Task = Locate every line that holds the string "号的概率为" and copy it.

Extracted information =
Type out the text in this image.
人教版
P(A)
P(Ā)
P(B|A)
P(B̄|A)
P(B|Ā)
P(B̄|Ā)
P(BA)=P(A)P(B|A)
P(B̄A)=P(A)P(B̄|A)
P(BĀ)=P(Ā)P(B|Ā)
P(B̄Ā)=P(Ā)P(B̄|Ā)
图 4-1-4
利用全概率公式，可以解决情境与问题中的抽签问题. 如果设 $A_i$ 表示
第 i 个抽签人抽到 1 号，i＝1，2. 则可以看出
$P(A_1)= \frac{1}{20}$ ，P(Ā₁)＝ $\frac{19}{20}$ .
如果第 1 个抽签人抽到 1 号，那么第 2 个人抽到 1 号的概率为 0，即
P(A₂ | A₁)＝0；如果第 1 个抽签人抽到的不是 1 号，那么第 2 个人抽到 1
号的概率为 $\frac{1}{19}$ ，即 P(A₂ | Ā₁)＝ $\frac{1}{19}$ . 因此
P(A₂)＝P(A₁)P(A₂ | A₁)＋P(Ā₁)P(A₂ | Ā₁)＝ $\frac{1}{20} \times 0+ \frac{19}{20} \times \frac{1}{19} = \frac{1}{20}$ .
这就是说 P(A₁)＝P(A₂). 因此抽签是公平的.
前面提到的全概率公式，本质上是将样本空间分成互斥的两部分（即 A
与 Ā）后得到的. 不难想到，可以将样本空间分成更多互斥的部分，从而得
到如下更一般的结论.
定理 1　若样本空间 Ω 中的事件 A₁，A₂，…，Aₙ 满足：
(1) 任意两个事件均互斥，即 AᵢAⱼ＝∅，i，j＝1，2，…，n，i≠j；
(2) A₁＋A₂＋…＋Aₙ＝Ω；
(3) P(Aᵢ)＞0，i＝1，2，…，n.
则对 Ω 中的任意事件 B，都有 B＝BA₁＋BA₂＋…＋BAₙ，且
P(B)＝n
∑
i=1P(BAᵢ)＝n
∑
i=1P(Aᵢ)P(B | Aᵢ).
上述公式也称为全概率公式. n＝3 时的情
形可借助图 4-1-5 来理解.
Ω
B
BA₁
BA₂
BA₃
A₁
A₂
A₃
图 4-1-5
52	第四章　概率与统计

Exercise output =
如果第 1 个抽签人抽到 1 号，那么第 2 个人抽到 1 号的概率为 0，即
号的概率为 $\frac{1}{19}$ ，即 P(A₂ | Ā₁)＝ $\frac{1}{19}$ . 因此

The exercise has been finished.